--- Start EXCERPTED RECORDS ---

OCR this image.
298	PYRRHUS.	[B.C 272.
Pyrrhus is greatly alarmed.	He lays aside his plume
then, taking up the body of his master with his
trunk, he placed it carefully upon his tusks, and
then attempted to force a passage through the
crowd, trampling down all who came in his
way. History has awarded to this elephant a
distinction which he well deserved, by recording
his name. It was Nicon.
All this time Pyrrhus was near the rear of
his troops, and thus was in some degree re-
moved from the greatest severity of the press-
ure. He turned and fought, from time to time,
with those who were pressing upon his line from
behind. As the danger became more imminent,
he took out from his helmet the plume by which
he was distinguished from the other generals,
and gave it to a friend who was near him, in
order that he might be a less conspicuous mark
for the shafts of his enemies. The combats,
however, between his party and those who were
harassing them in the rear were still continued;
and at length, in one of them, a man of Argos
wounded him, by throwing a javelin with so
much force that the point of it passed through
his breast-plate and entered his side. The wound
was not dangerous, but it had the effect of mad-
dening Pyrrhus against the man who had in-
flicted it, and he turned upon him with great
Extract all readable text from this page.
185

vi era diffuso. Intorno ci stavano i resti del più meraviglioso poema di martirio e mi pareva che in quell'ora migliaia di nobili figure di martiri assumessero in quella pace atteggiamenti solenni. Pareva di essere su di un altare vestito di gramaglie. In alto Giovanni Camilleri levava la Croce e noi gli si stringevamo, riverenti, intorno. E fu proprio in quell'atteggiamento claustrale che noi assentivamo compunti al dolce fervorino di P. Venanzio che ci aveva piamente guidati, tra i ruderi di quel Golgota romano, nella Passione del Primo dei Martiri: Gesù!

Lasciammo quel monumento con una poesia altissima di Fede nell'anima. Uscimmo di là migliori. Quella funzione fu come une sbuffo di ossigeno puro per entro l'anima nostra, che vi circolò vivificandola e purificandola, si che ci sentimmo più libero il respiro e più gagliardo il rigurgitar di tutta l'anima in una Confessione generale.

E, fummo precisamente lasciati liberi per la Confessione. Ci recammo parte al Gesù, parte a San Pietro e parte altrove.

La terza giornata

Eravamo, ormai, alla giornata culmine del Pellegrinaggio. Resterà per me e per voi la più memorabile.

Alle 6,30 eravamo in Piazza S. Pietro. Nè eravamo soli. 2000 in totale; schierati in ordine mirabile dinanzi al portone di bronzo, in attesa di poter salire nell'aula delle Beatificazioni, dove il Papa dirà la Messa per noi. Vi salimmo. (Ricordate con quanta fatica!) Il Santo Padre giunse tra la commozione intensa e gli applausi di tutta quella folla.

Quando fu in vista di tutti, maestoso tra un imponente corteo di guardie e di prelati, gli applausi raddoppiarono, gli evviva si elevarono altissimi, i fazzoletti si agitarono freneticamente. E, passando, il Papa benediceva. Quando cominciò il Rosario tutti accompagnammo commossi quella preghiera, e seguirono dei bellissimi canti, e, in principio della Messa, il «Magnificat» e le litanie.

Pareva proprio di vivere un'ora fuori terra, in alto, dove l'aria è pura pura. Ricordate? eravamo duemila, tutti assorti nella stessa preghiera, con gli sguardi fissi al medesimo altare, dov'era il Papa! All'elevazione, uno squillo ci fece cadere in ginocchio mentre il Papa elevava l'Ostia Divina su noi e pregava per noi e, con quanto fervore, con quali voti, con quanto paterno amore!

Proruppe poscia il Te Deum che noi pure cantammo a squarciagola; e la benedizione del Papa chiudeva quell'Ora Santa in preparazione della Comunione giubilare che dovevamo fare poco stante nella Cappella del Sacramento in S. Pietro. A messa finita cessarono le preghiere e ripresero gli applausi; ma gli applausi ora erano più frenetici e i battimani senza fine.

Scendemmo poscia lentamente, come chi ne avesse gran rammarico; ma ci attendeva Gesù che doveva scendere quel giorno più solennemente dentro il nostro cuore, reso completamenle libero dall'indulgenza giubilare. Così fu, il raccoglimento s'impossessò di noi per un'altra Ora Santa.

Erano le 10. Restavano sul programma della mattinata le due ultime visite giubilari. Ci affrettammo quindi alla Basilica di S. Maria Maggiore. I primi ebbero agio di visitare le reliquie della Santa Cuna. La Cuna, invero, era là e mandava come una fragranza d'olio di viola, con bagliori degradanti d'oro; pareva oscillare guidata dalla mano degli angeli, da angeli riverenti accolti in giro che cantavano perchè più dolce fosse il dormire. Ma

--- End EXCERPTED RECORDS ---

**WHAT THE EXERCISE ASKS**. Select every line where the word "this" occurs.

**THE SOLUTION**.
OCR this image.
way. History has awarded to this elephant a
All this time Pyrrhus was near the rear of
Extract all readable text from this page.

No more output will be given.